--- start ---

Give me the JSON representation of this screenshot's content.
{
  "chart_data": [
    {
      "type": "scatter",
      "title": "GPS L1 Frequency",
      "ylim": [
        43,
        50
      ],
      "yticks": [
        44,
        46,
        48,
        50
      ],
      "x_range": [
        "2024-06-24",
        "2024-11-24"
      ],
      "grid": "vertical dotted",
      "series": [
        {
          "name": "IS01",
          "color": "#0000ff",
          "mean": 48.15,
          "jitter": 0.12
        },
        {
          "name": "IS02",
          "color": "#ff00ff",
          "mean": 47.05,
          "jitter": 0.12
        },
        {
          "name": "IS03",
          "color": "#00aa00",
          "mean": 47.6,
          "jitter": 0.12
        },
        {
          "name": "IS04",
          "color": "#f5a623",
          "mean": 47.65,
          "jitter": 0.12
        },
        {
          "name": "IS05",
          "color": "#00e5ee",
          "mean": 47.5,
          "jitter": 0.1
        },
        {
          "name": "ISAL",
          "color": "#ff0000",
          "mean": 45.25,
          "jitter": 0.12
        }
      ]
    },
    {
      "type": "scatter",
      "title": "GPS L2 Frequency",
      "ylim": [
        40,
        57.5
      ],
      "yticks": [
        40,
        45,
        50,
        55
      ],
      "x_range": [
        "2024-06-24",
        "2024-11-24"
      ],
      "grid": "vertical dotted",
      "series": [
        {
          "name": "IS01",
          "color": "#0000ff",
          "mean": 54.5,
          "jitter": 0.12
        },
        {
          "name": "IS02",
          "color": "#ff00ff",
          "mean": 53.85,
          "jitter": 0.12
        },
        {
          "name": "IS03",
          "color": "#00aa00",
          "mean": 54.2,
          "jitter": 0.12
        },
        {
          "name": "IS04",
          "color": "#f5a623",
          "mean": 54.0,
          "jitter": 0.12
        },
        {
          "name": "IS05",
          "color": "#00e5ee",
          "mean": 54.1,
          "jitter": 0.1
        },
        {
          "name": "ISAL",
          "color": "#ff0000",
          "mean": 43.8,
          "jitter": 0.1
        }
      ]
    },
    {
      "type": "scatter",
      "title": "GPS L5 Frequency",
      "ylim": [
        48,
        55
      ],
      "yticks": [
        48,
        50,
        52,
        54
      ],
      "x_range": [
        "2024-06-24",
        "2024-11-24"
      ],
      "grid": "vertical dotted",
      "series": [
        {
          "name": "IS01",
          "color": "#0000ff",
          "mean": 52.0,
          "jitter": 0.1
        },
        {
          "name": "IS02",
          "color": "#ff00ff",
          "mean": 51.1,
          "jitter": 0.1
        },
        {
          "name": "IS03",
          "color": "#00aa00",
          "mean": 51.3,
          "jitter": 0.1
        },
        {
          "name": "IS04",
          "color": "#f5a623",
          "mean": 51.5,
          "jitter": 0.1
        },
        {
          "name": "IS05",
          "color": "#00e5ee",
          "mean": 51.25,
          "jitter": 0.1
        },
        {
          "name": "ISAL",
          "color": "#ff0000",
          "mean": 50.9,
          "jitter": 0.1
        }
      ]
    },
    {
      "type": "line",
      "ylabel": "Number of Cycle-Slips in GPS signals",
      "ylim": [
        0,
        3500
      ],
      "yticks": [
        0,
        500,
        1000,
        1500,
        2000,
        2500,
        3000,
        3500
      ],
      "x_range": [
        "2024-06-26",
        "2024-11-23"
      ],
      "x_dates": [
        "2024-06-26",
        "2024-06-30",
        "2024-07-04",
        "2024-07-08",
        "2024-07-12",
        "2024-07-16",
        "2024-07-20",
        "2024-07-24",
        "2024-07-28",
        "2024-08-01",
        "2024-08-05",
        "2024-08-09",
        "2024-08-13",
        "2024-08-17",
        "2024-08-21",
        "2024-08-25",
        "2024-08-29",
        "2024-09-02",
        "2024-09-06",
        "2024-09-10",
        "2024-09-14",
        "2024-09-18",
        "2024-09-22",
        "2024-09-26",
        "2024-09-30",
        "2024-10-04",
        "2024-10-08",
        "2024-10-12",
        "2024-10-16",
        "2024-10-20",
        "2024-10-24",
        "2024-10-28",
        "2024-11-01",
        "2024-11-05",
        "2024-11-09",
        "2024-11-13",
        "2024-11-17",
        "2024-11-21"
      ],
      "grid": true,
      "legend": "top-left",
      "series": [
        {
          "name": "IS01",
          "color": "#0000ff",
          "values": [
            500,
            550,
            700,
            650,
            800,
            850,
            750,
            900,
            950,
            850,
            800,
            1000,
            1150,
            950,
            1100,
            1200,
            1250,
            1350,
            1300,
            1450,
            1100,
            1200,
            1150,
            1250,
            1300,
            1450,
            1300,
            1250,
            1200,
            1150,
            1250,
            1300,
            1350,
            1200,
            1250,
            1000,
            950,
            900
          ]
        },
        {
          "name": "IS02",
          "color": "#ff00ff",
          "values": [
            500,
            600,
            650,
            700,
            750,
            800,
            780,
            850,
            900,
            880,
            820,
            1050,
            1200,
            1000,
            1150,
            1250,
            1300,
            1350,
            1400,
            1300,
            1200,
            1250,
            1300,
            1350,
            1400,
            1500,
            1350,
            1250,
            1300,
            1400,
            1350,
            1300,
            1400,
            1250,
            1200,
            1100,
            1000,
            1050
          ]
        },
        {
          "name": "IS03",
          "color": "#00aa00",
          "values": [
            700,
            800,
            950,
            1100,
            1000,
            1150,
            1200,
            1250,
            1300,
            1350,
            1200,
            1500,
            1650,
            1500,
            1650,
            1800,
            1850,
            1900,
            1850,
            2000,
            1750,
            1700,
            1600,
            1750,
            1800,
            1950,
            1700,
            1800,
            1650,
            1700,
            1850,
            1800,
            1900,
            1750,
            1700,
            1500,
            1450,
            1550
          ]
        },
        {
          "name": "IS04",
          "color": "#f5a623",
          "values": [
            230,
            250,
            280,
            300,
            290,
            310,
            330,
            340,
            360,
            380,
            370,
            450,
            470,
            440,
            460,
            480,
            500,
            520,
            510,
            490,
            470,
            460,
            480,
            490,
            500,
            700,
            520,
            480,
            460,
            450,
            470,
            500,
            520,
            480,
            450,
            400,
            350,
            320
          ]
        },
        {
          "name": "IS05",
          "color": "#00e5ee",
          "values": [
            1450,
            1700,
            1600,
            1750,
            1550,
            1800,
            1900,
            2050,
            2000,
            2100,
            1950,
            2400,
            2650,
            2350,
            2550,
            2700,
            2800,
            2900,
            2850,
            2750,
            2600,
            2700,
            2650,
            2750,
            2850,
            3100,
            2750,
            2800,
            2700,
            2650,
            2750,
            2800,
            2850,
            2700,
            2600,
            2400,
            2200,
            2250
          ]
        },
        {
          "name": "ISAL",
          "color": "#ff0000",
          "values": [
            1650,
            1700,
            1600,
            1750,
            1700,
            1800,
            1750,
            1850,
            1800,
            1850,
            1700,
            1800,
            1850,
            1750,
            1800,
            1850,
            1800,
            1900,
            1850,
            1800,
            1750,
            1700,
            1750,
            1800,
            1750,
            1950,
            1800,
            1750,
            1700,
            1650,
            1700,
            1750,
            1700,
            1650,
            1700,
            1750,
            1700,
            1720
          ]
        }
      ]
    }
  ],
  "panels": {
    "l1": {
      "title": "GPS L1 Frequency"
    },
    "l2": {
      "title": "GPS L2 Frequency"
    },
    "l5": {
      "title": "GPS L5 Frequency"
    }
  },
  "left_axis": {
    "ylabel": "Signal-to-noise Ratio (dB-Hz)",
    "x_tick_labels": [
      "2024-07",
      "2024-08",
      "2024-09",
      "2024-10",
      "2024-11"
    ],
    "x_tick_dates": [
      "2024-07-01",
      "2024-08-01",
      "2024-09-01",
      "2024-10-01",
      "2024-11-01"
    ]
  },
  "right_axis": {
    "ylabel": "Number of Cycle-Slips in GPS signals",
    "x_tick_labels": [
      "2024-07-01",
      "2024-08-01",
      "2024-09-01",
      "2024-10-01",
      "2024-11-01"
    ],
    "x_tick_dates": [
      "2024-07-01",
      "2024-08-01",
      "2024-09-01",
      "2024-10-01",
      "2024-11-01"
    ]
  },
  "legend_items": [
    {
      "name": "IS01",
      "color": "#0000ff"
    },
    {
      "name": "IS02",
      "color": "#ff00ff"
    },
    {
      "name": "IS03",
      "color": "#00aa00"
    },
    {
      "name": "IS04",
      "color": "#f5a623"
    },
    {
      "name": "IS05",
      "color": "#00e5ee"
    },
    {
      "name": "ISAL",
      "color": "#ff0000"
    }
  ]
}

--- end ---

Look through the data and show every line containing "Cycle".

Task answer -
      "ylabel": "Number of Cycle-Slips in GPS signals",
    "ylabel": "Number of Cycle-Slips in GPS signals",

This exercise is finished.